● **What is asked**: An exact copy of the records is required, minus the pictures they hold.

Figure record listings:

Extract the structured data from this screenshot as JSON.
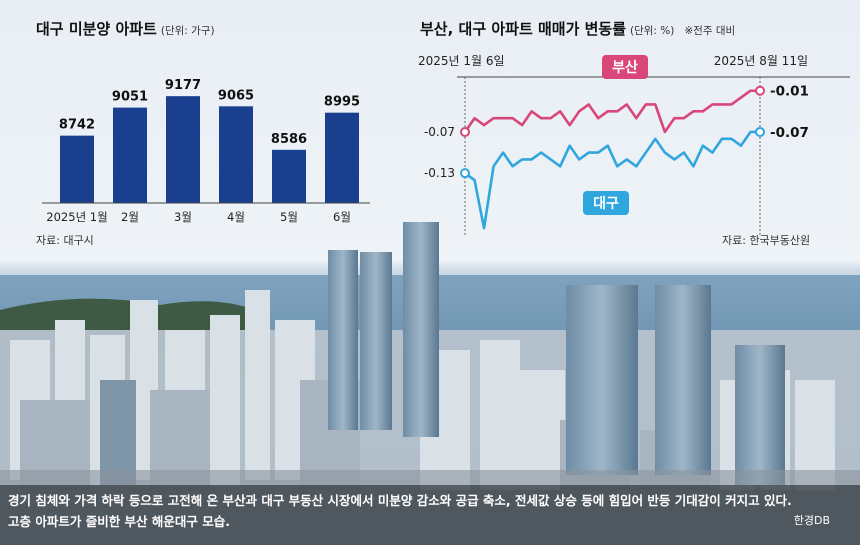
{
  "caption": {
    "line1": "경기 침체와 가격 하락 등으로 고전해 온 부산과 대구 부동산 시장에서 미분양 감소와 공급 축소, 전세값 상승 등에 힘입어 반등 기대감이 커지고 있다.",
    "line2": "고층 아파트가 즐비한 부산 해운대구 모습.",
    "credit": "한경DB"
  },
  "colors": {
    "bar": "#1a3f8f",
    "busan": "#d9467a",
    "daegu": "#2fa6dd"
  },
  "chart_data": [
    {
      "type": "bar",
      "title": "대구 미분양 아파트",
      "unit": "(단위: 가구)",
      "categories": [
        "2025년 1월",
        "2월",
        "3월",
        "4월",
        "5월",
        "6월"
      ],
      "values": [
        8742,
        9051,
        9177,
        9065,
        8586,
        8995
      ],
      "source": "자료: 대구시",
      "ylim": [
        8000,
        9300
      ],
      "legend": "none"
    },
    {
      "type": "line",
      "title": "부산, 대구 아파트 매매가 변동률",
      "unit": "(단위: %)",
      "note": "※전주 대비",
      "x_start_label": "2025년 1월 6일",
      "x_end_label": "2025년 8월 11일",
      "ylim": [
        -0.22,
        0.01
      ],
      "series": [
        {
          "name": "부산",
          "start_label": "-0.07",
          "end_label": "-0.01",
          "values": [
            -0.07,
            -0.05,
            -0.06,
            -0.05,
            -0.05,
            -0.05,
            -0.06,
            -0.04,
            -0.05,
            -0.05,
            -0.04,
            -0.06,
            -0.04,
            -0.03,
            -0.05,
            -0.04,
            -0.04,
            -0.03,
            -0.05,
            -0.03,
            -0.03,
            -0.07,
            -0.05,
            -0.05,
            -0.04,
            -0.04,
            -0.03,
            -0.03,
            -0.03,
            -0.02,
            -0.01,
            -0.01
          ]
        },
        {
          "name": "대구",
          "start_label": "-0.13",
          "end_label": "-0.07",
          "values": [
            -0.13,
            -0.14,
            -0.21,
            -0.12,
            -0.1,
            -0.12,
            -0.11,
            -0.11,
            -0.1,
            -0.11,
            -0.12,
            -0.09,
            -0.11,
            -0.1,
            -0.1,
            -0.09,
            -0.12,
            -0.11,
            -0.12,
            -0.1,
            -0.08,
            -0.1,
            -0.11,
            -0.1,
            -0.12,
            -0.09,
            -0.1,
            -0.08,
            -0.08,
            -0.09,
            -0.07,
            -0.07
          ]
        }
      ],
      "source": "자료: 한국부동산원"
    }
  ]
}
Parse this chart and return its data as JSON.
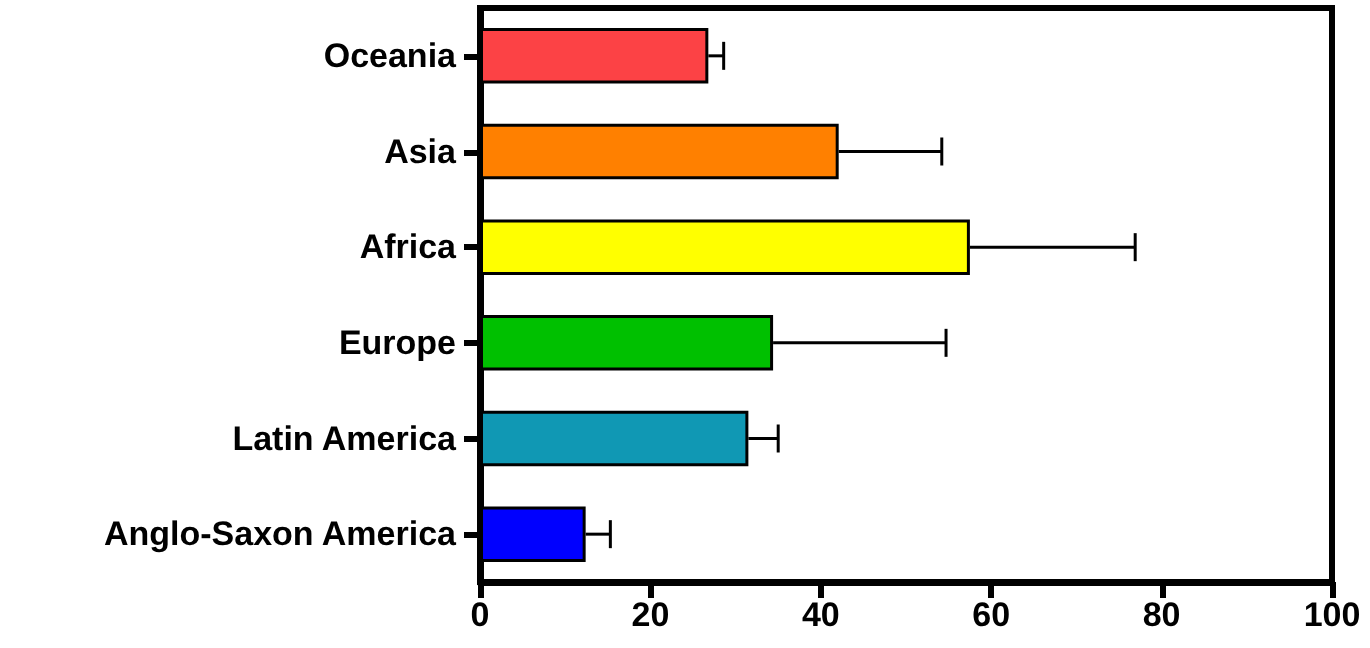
{
  "chart_data": {
    "type": "bar",
    "orientation": "horizontal",
    "categories": [
      "Oceania",
      "Asia",
      "Africa",
      "Europe",
      "Latin America",
      "Anglo-Saxon America"
    ],
    "values": [
      26.8,
      42.1,
      57.5,
      34.4,
      31.5,
      12.4
    ],
    "colors": [
      "#fc4245",
      "#ff8000",
      "#ffff00",
      "#00c000",
      "#1098b4",
      "#0000ff"
    ],
    "errors": [
      [
        26.8,
        28.6
      ],
      [
        42.1,
        54.2
      ],
      [
        57.5,
        76.9
      ],
      [
        34.4,
        54.7
      ],
      [
        31.5,
        35.0
      ],
      [
        12.4,
        15.3
      ]
    ],
    "xlim": [
      0,
      100
    ],
    "xticks": [
      0,
      20,
      40,
      60,
      80,
      100
    ],
    "grid": false
  }
}
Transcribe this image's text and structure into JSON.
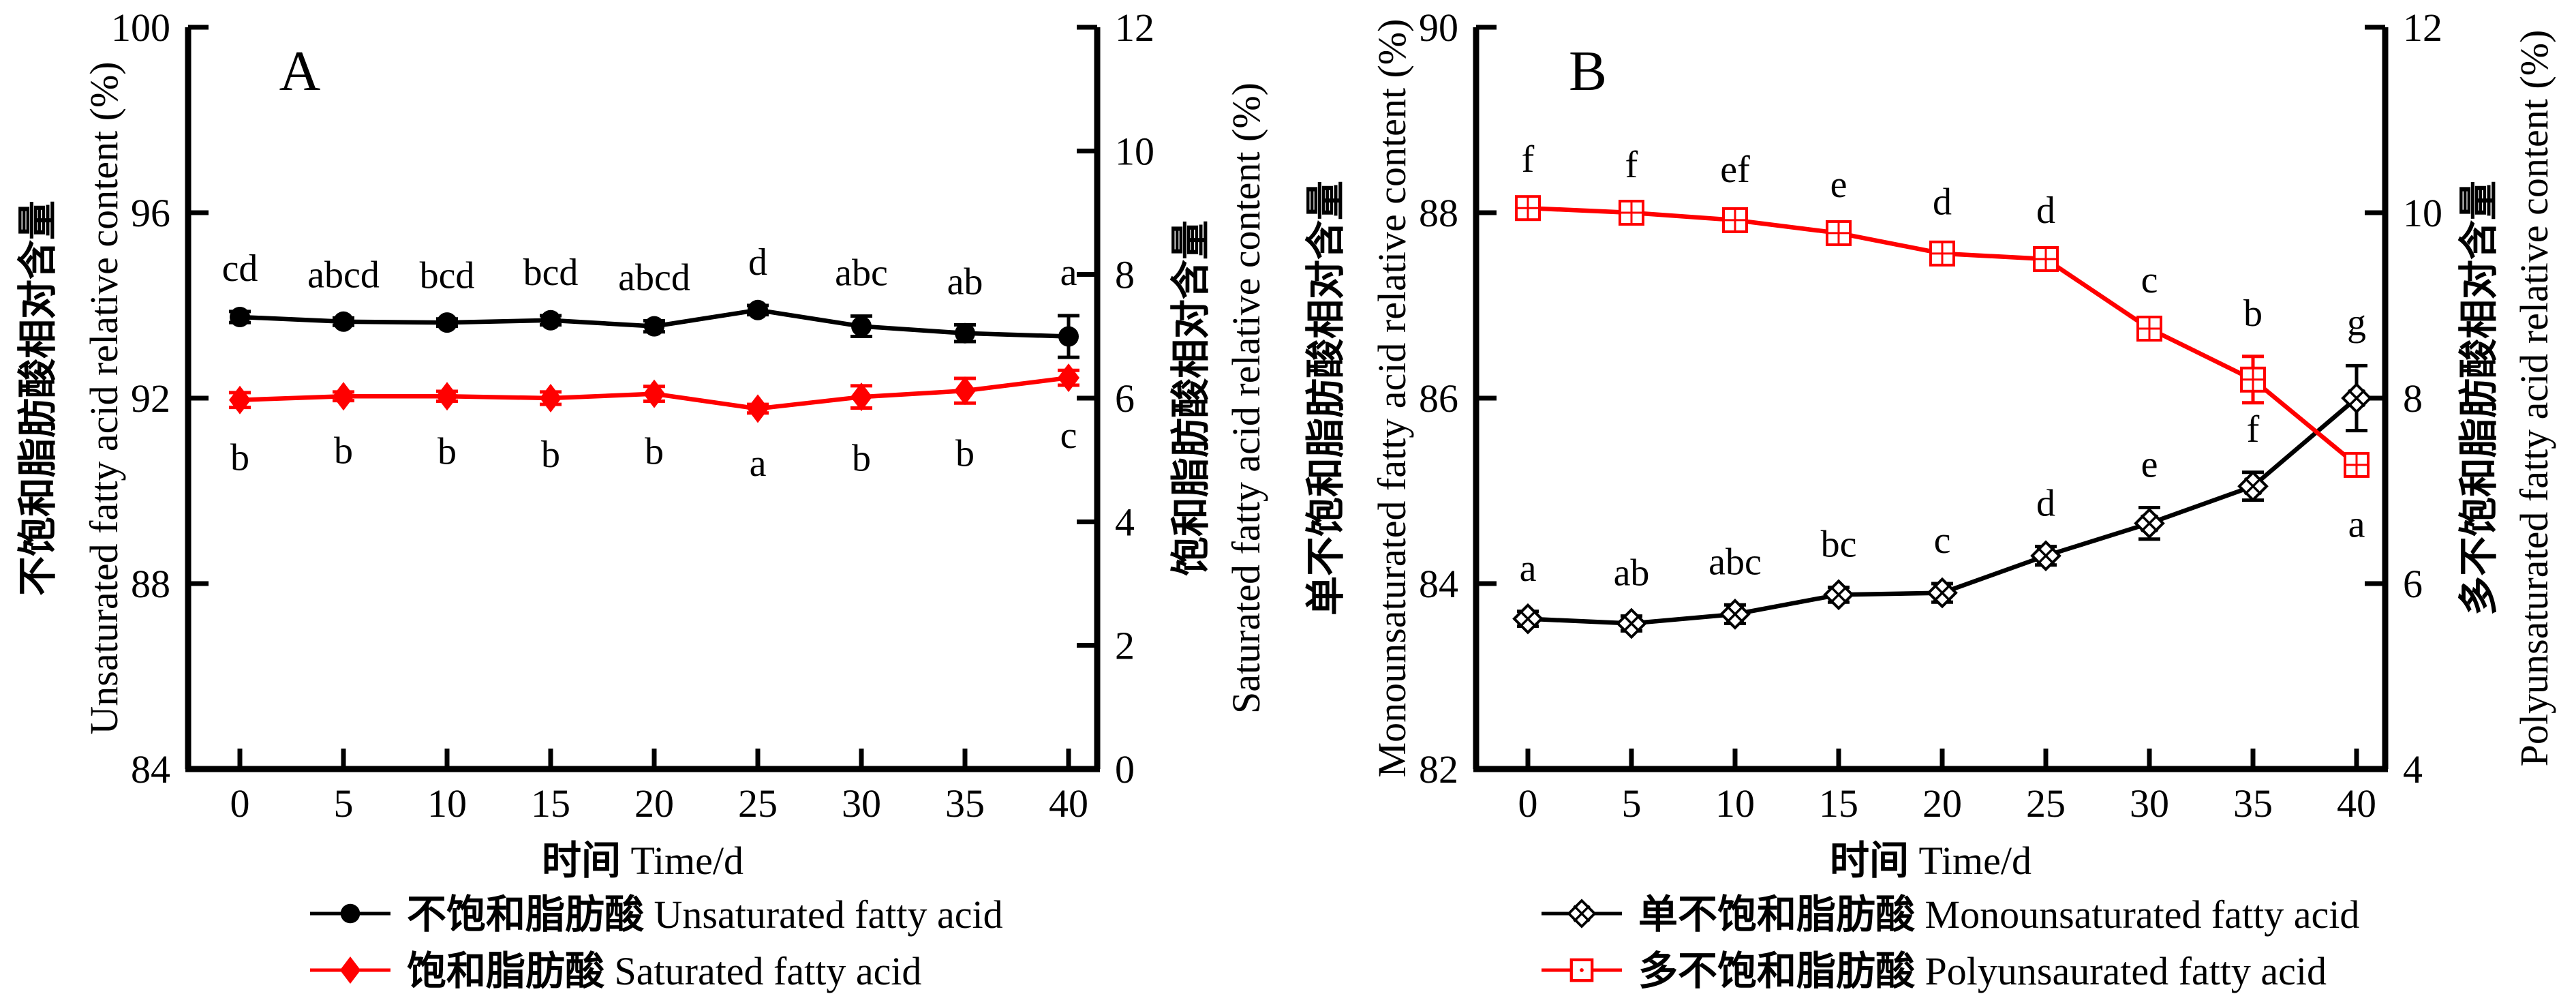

● **The response**:
Extract the structured data from this screenshot as JSON.
{
  "caption": {
    "line1": "경기 침체와 가격 하락 등으로 고전해 온 부산과 대구 부동산 시장에서 미분양 감소와 공급 축소, 전세값 상승 등에 힘입어 반등 기대감이 커지고 있다.",
    "line2": "고층 아파트가 즐비한 부산 해운대구 모습.",
    "credit": "한경DB"
  },
  "colors": {
    "bar": "#1a3f8f",
    "busan": "#d9467a",
    "daegu": "#2fa6dd"
  },
  "chart_data": [
    {
      "type": "bar",
      "title": "대구 미분양 아파트",
      "unit": "(단위: 가구)",
      "categories": [
        "2025년 1월",
        "2월",
        "3월",
        "4월",
        "5월",
        "6월"
      ],
      "values": [
        8742,
        9051,
        9177,
        9065,
        8586,
        8995
      ],
      "source": "자료: 대구시",
      "ylim": [
        8000,
        9300
      ],
      "legend": "none"
    },
    {
      "type": "line",
      "title": "부산, 대구 아파트 매매가 변동률",
      "unit": "(단위: %)",
      "note": "※전주 대비",
      "x_start_label": "2025년 1월 6일",
      "x_end_label": "2025년 8월 11일",
      "ylim": [
        -0.22,
        0.01
      ],
      "series": [
        {
          "name": "부산",
          "start_label": "-0.07",
          "end_label": "-0.01",
          "values": [
            -0.07,
            -0.05,
            -0.06,
            -0.05,
            -0.05,
            -0.05,
            -0.06,
            -0.04,
            -0.05,
            -0.05,
            -0.04,
            -0.06,
            -0.04,
            -0.03,
            -0.05,
            -0.04,
            -0.04,
            -0.03,
            -0.05,
            -0.03,
            -0.03,
            -0.07,
            -0.05,
            -0.05,
            -0.04,
            -0.04,
            -0.03,
            -0.03,
            -0.03,
            -0.02,
            -0.01,
            -0.01
          ]
        },
        {
          "name": "대구",
          "start_label": "-0.13",
          "end_label": "-0.07",
          "values": [
            -0.13,
            -0.14,
            -0.21,
            -0.12,
            -0.1,
            -0.12,
            -0.11,
            -0.11,
            -0.1,
            -0.11,
            -0.12,
            -0.09,
            -0.11,
            -0.1,
            -0.1,
            -0.09,
            -0.12,
            -0.11,
            -0.12,
            -0.1,
            -0.08,
            -0.1,
            -0.11,
            -0.1,
            -0.12,
            -0.09,
            -0.1,
            -0.08,
            -0.08,
            -0.09,
            -0.07,
            -0.07
          ]
        }
      ],
      "source": "자료: 한국부동산원"
    }
  ]
}
Parse this chart and return its data as JSON.
{
  "chart_data": {
    "type": "bar",
    "orientation": "horizontal",
    "categories": [
      "Oceania",
      "Asia",
      "Africa",
      "Europe",
      "Latin America",
      "Anglo-Saxon America"
    ],
    "values": [
      26.8,
      42.1,
      57.5,
      34.4,
      31.5,
      12.4
    ],
    "colors": [
      "#fc4245",
      "#ff8000",
      "#ffff00",
      "#00c000",
      "#1098b4",
      "#0000ff"
    ],
    "errors": [
      [
        26.8,
        28.6
      ],
      [
        42.1,
        54.2
      ],
      [
        57.5,
        76.9
      ],
      [
        34.4,
        54.7
      ],
      [
        31.5,
        35.0
      ],
      [
        12.4,
        15.3
      ]
    ],
    "xlim": [
      0,
      100
    ],
    "xticks": [
      0,
      20,
      40,
      60,
      80,
      100
    ],
    "grid": false
  }
}
Transcribe this image's text and structure into JSON.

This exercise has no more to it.